- **Collected data entries**:
────────

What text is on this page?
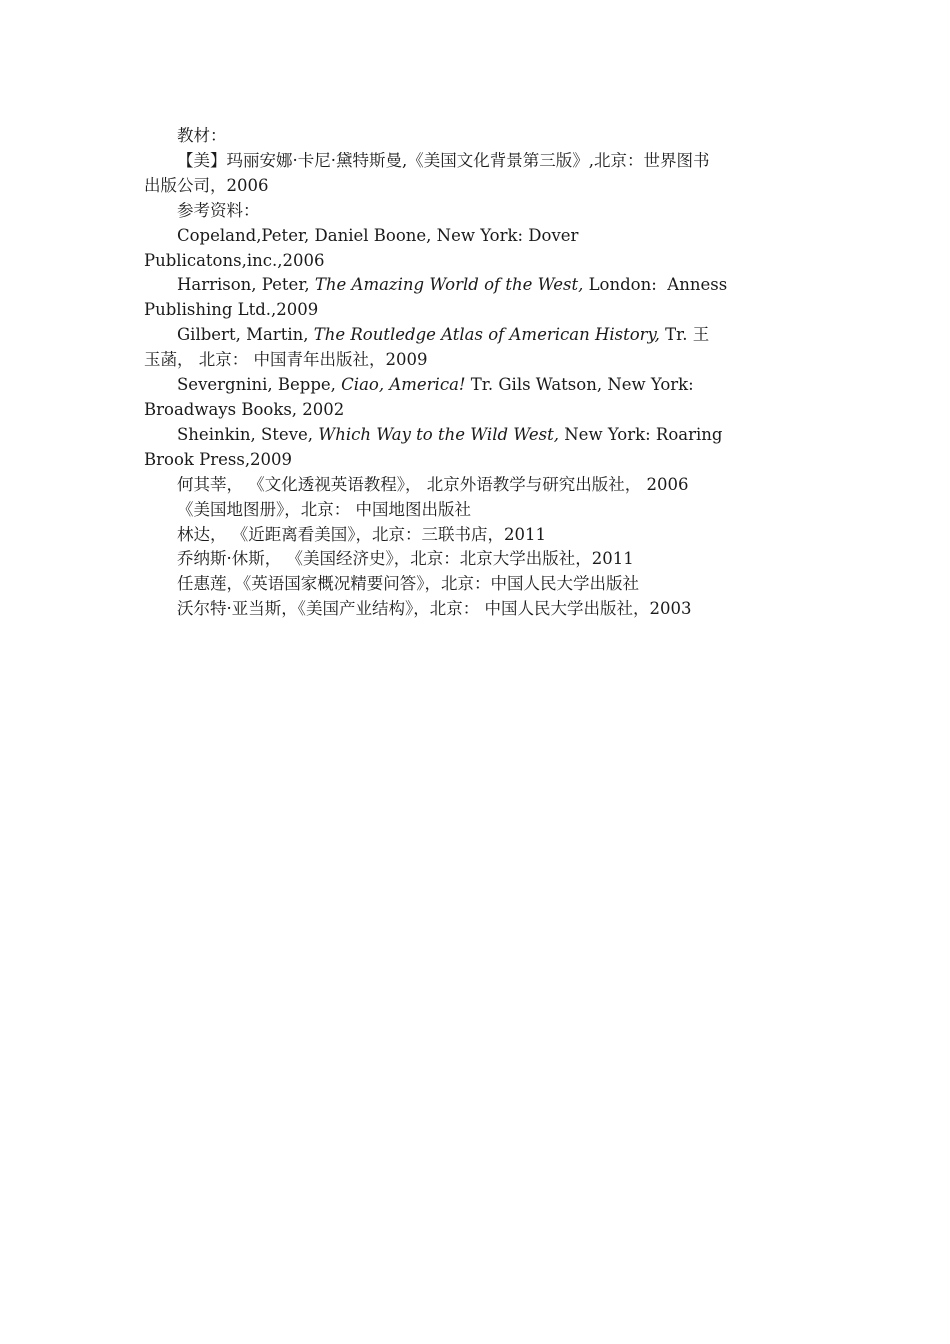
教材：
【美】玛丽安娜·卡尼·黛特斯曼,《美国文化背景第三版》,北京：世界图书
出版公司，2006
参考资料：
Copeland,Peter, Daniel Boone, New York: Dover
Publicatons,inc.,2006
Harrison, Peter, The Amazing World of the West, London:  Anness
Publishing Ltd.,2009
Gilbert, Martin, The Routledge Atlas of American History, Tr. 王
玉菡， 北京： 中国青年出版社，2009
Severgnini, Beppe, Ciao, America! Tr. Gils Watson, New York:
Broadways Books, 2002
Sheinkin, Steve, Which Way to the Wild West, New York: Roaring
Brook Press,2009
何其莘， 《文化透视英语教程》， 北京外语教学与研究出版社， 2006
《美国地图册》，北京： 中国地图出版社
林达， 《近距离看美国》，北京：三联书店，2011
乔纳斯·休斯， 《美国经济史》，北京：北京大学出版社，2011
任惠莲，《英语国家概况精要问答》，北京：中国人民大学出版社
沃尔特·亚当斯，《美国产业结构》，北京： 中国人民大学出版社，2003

────────

- **WHAT TO WORK ON**: Every line above should be repeated exactly; pictures stay out of the copy.

- **EXERCISE ANSWER**:
What text is on this page?
教材：
【美】玛丽安娜·卡尼·黛特斯曼,《美国文化背景第三版》,北京：世界图书
出版公司，2006
参考资料：
Copeland,Peter, Daniel Boone, New York: Dover
Publicatons,inc.,2006
Harrison, Peter, The Amazing World of the West, London:  Anness
Publishing Ltd.,2009
Gilbert, Martin, The Routledge Atlas of American History, Tr. 王
玉菡， 北京： 中国青年出版社，2009
Severgnini, Beppe, Ciao, America! Tr. Gils Watson, New York:
Broadways Books, 2002
Sheinkin, Steve, Which Way to the Wild West, New York: Roaring
Brook Press,2009
何其莘， 《文化透视英语教程》， 北京外语教学与研究出版社， 2006
《美国地图册》，北京： 中国地图出版社
林达， 《近距离看美国》，北京：三联书店，2011
乔纳斯·休斯， 《美国经济史》，北京：北京大学出版社，2011
任惠莲，《英语国家概况精要问答》，北京：中国人民大学出版社
沃尔特·亚当斯，《美国产业结构》，北京： 中国人民大学出版社，2003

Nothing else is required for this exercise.